Problem to work on: Locate each line holding the string "triangle" and copy it.

Exercise input:
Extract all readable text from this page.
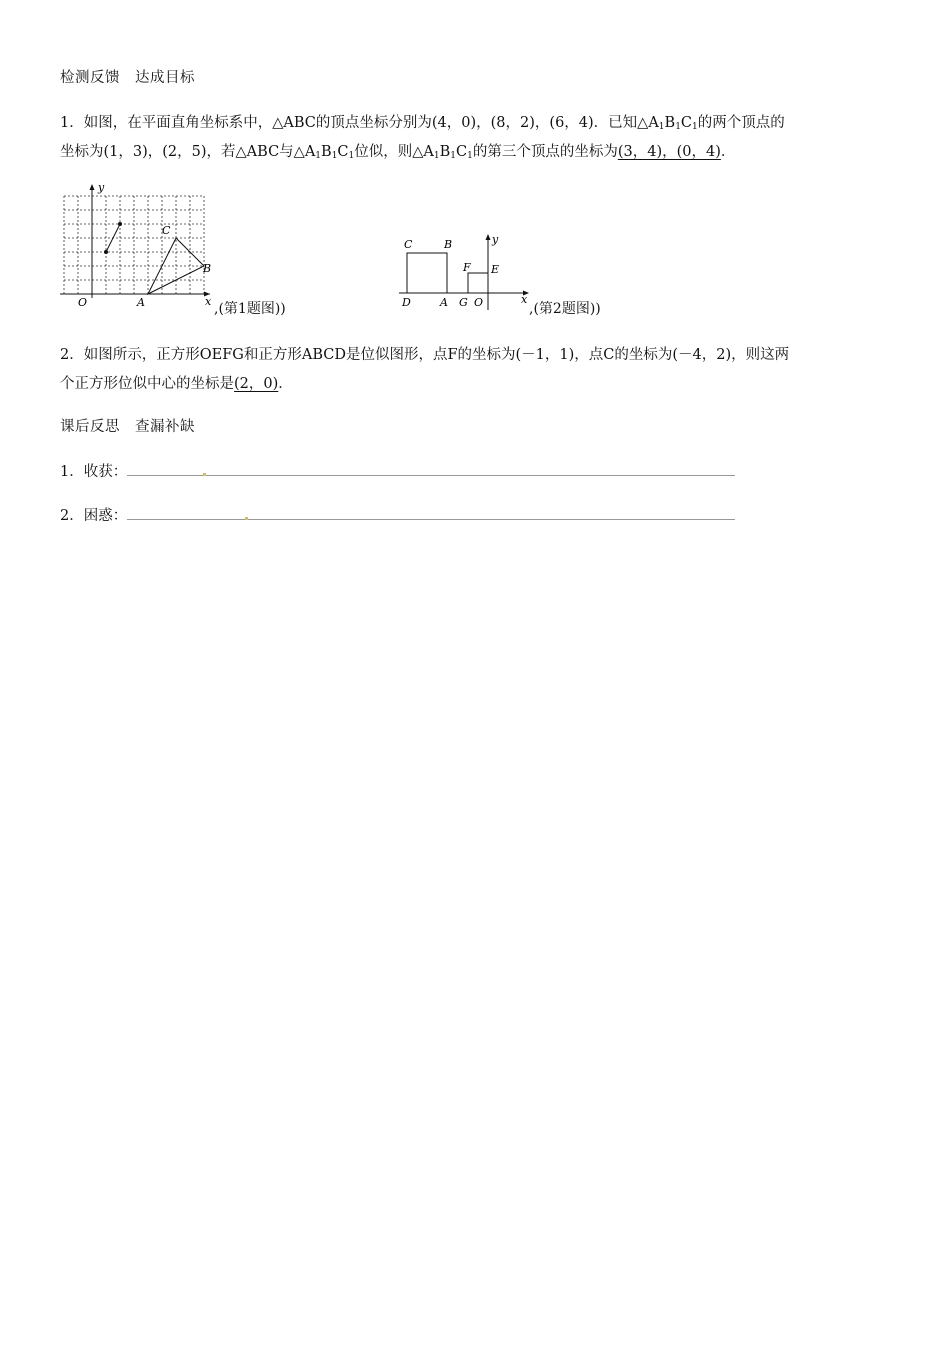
检测反馈　达成目标
1．如图，在平面直角坐标系中，△ABC的顶点坐标分别为(4，0)，(8，2)，(6，4)．已知$\triangle A_1B_1C_1$的两个顶点的
坐标为(1，3)，(2，5)，若△ABC与$\triangle A_1B_1C_1$位似，则$\triangle A_1B_1C_1$的第三个顶点的坐标为(3，4)，(0，4)．
y
x
O	A
B
C
,(第1题图))
C	B	y
F E
D	A G O	x
,(第2题图))
2．如图所示，正方形OEFG和正方形ABCD是位似图形，点F的坐标为(－1，1)，点C的坐标为(－4，2)，则这两
个正方形位似中心的坐标是(2，0)．
课后反思　查漏补缺
1．收获：
2．困惑：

Written response:
1．如图，在平面直角坐标系中，△ABC的顶点坐标分别为(4，0)，(8，2)，(6，4)．已知$\triangle A_1B_1C_1$的两个顶点的
坐标为(1，3)，(2，5)，若△ABC与$\triangle A_1B_1C_1$位似，则$\triangle A_1B_1C_1$的第三个顶点的坐标为(3，4)，(0，4)．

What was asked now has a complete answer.